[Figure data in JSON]
•••
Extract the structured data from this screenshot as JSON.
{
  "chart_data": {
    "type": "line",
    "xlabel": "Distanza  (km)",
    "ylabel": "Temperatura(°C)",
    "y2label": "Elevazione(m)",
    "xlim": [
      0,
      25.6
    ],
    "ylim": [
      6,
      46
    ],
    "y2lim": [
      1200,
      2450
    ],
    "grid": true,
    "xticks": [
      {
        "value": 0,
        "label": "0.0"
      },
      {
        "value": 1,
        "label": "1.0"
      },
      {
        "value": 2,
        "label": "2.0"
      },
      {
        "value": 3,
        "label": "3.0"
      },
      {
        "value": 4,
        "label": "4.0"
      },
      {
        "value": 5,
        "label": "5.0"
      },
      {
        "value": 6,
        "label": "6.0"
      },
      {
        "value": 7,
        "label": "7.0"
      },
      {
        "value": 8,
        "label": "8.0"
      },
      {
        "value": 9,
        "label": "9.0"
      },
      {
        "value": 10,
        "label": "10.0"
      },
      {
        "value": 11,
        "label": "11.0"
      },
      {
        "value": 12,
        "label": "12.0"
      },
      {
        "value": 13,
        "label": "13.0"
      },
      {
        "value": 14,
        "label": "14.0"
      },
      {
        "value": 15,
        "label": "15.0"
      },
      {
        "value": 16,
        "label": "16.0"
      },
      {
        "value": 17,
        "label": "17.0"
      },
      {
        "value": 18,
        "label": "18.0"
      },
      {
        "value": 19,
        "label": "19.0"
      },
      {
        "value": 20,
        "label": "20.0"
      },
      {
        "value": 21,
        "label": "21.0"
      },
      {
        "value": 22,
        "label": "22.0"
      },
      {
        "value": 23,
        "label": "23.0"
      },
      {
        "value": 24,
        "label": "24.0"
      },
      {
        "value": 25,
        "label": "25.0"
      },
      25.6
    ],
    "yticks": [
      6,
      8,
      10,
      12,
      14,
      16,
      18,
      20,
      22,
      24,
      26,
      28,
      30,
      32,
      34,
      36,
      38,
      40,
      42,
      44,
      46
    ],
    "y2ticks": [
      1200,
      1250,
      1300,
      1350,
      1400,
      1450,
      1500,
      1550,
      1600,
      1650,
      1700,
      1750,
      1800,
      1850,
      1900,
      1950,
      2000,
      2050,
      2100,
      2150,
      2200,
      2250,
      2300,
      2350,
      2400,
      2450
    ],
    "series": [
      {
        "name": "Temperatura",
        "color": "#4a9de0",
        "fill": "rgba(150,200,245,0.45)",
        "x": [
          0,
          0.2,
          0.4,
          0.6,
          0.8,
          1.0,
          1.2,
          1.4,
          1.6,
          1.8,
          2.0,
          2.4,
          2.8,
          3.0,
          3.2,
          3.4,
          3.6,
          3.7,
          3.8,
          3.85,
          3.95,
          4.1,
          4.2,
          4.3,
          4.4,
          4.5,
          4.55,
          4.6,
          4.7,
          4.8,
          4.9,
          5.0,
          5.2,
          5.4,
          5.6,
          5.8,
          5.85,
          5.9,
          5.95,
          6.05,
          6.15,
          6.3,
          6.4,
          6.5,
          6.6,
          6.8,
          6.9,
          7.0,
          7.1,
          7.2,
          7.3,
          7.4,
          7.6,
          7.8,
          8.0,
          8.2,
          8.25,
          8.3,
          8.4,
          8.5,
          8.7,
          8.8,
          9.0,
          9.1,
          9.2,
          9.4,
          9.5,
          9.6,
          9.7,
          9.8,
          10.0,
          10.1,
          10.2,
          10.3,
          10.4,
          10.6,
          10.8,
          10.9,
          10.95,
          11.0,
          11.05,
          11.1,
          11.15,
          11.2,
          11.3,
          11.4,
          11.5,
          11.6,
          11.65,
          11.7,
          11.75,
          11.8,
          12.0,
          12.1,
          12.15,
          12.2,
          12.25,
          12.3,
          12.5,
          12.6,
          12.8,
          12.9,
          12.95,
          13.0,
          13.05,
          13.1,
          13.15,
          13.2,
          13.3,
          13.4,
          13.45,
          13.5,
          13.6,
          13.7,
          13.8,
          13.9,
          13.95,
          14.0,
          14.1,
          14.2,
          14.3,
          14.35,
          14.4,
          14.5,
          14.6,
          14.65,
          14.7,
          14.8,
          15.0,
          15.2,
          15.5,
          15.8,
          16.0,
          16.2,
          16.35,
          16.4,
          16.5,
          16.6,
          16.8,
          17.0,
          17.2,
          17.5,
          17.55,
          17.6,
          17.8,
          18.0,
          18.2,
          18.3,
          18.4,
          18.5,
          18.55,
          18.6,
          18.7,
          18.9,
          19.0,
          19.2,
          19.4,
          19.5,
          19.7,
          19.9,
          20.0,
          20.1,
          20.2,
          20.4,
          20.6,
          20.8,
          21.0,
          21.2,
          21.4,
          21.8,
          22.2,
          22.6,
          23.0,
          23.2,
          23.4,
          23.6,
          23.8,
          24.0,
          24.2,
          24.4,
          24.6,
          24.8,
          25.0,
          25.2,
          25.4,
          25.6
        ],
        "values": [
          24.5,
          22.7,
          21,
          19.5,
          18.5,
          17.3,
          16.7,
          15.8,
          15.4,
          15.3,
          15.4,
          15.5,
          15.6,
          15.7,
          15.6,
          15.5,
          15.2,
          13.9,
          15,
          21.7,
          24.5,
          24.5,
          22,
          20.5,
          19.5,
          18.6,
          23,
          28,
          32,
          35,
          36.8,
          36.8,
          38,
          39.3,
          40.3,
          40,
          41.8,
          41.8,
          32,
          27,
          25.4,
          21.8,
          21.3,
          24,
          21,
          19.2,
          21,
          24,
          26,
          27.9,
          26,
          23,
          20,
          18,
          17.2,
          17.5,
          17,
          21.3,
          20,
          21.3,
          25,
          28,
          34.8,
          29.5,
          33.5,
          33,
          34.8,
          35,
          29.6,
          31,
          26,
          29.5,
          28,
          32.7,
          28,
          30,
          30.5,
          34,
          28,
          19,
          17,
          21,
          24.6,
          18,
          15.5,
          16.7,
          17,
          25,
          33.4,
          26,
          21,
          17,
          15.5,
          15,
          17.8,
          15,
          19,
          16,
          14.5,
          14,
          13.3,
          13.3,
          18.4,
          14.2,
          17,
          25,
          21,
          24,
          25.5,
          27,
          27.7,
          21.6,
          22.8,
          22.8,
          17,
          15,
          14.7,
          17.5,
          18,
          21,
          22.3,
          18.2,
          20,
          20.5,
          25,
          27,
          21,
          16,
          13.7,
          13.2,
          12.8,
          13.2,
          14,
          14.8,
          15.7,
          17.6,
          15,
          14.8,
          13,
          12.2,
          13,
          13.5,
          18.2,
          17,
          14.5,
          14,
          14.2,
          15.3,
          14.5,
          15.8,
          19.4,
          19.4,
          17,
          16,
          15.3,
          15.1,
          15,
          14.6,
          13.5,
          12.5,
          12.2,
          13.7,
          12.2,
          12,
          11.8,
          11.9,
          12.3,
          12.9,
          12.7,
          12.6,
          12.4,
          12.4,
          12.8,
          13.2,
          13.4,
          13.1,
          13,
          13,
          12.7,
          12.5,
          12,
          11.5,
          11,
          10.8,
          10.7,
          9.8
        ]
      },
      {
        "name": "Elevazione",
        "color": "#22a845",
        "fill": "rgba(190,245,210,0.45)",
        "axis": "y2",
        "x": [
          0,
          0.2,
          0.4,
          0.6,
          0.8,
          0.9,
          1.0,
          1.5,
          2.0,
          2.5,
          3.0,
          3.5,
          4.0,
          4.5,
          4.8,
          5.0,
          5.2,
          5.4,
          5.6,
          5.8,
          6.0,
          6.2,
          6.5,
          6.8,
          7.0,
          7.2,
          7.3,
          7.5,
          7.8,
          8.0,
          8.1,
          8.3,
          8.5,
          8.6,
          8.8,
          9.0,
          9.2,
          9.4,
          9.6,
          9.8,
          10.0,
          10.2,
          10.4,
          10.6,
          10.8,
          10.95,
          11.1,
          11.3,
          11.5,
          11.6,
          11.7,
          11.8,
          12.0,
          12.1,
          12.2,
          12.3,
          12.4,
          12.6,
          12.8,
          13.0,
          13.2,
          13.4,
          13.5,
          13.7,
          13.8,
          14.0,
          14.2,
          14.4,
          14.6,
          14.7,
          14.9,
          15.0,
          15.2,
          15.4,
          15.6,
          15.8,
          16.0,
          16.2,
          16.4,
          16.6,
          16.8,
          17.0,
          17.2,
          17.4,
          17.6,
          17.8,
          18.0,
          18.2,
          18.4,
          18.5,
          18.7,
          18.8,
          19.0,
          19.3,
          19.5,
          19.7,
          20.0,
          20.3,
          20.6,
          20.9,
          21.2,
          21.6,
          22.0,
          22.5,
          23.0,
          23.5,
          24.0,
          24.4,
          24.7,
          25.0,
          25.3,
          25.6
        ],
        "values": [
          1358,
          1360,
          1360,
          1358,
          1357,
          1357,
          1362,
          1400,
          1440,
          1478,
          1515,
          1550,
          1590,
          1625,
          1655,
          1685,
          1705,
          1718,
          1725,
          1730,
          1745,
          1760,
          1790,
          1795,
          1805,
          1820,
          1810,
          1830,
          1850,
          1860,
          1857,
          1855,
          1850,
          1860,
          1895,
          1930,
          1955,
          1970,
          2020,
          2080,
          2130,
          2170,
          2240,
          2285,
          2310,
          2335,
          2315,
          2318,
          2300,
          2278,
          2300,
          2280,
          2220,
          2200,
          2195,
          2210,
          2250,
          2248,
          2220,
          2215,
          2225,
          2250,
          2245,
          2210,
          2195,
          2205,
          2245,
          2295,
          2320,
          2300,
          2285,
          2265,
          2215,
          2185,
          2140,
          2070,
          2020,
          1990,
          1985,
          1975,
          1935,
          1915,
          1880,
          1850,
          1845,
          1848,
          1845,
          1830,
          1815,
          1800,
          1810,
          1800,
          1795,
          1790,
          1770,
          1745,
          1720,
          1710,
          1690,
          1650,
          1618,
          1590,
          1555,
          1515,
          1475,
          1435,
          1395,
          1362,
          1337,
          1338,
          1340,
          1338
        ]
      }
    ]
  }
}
•••
**Task instructions**
Which lines hold the word "rgba"? Copy each of them from the records.

**Task answer**
        "fill": "rgba(150,200,245,0.45)",
        "fill": "rgba(190,245,210,0.45)",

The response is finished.